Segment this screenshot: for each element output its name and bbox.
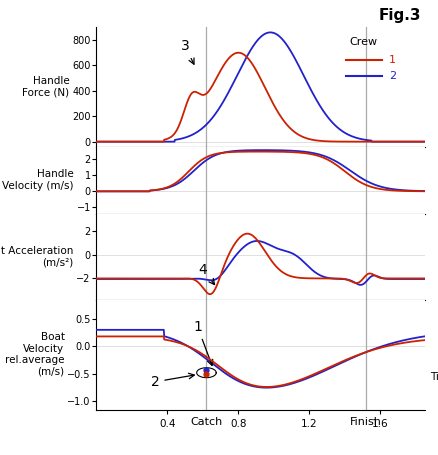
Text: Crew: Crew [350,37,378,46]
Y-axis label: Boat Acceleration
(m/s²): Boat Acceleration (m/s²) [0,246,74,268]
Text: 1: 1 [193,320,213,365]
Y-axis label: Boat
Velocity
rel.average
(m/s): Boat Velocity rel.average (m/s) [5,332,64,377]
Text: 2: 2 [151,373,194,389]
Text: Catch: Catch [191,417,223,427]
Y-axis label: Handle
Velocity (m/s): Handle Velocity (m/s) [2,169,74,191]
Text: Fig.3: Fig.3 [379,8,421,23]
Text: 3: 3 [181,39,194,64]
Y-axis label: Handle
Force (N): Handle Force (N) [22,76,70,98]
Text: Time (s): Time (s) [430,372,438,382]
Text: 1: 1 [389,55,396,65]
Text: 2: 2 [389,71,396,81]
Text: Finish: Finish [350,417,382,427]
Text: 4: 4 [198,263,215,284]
──────
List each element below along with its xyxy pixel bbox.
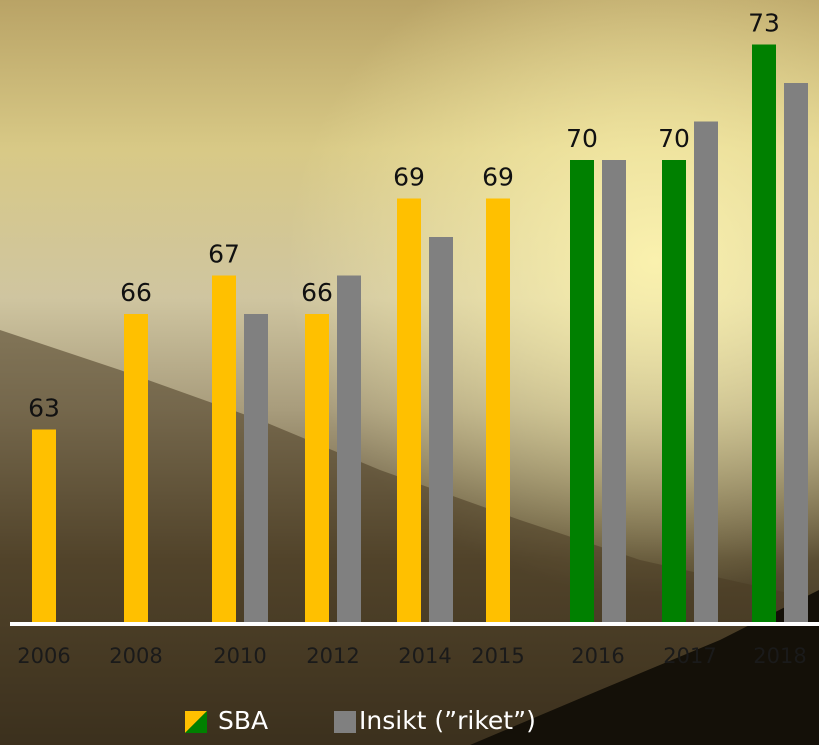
──────
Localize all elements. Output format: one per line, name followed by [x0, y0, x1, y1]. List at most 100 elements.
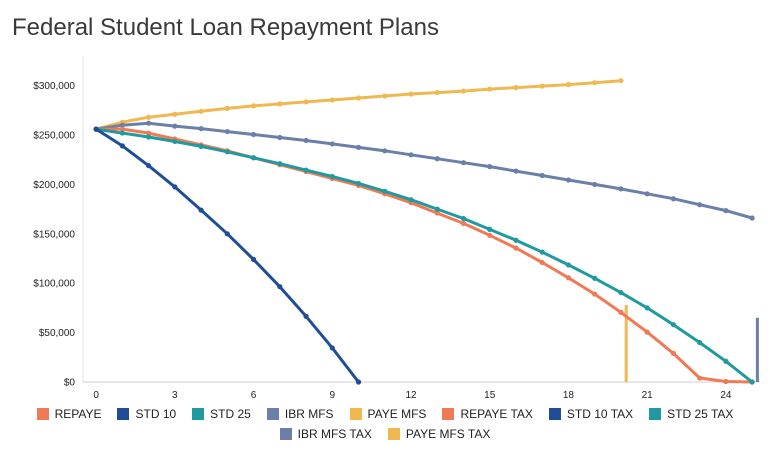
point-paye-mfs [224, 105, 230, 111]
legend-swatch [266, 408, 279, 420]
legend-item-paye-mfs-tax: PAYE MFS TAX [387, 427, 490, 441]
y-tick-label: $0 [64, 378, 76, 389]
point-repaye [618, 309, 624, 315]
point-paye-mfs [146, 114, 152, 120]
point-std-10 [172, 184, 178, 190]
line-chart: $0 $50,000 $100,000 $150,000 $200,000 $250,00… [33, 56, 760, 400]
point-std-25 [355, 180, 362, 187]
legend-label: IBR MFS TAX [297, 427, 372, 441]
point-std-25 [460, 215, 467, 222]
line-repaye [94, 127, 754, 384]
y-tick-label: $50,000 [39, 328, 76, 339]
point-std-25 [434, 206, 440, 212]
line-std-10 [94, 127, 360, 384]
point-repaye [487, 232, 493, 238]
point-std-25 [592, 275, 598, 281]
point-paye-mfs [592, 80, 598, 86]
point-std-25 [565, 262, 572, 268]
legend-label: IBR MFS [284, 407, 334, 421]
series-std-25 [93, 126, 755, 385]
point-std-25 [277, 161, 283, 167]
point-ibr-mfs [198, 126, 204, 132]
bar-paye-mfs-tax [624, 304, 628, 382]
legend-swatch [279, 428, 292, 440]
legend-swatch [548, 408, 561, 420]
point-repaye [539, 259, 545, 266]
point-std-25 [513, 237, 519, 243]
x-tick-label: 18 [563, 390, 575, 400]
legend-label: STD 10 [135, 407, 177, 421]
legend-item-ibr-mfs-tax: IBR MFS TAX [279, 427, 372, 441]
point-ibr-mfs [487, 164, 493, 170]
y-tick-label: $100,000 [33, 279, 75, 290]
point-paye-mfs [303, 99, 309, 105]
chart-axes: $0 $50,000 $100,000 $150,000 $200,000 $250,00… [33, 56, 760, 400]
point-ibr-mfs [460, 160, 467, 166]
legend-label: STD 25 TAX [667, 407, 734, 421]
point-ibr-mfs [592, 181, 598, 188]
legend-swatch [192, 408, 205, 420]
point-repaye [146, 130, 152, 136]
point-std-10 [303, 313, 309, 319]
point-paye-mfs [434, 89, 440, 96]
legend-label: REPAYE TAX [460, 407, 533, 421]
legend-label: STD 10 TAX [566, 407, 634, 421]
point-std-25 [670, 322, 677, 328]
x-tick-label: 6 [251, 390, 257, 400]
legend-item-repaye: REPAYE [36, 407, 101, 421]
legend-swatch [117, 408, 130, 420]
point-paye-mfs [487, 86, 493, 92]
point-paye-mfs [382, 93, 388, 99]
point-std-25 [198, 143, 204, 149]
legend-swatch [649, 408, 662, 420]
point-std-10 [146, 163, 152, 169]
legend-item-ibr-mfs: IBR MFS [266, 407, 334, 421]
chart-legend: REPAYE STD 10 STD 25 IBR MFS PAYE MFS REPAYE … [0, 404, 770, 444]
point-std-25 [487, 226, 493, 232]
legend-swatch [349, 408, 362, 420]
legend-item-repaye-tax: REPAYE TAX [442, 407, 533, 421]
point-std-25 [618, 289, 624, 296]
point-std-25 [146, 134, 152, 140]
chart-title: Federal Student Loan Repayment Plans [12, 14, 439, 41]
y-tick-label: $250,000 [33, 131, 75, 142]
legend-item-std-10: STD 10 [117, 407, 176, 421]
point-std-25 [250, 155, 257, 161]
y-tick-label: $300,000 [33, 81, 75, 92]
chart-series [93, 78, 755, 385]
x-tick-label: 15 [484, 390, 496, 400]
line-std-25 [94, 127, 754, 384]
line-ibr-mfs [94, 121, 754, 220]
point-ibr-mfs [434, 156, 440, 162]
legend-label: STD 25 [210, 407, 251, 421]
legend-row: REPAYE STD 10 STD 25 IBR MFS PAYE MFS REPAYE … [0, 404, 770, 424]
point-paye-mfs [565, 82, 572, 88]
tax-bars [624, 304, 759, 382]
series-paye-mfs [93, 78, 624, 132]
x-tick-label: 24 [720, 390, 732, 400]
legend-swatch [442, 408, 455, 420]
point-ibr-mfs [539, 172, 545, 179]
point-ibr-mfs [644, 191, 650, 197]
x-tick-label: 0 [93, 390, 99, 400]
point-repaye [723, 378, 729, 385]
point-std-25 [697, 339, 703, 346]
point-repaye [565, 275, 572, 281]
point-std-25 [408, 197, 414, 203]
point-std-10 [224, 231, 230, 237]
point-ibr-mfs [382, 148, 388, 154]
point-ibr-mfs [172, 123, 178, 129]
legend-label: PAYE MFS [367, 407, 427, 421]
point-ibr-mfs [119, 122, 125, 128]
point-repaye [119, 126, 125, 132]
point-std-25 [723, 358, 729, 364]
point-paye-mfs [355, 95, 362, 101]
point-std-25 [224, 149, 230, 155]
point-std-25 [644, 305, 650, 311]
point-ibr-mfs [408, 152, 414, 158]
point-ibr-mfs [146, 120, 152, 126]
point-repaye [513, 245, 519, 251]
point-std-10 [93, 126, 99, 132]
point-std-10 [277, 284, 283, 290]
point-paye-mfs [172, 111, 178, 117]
──────
## Instructions for the task
Copy out the data word for word, everything from the line containing "Segment this screenshot: for" down to the line containing "(m/s): Boat Velocity", with both of those lines included. Leave the picture out of your copy.

## Solution to this exercise
Segment this screenshot: for each element output its name and bbox.
Text: Crew: Crew [350,37,378,46]
Y-axis label: Boat Acceleration
(m/s²): Boat Acceleration (m/s²) [0,246,74,268]
Text: 1: 1 [193,320,213,365]
Y-axis label: Boat
Velocity
rel.average
(m/s): Boat Velocity rel.average (m/s) [5,332,64,377]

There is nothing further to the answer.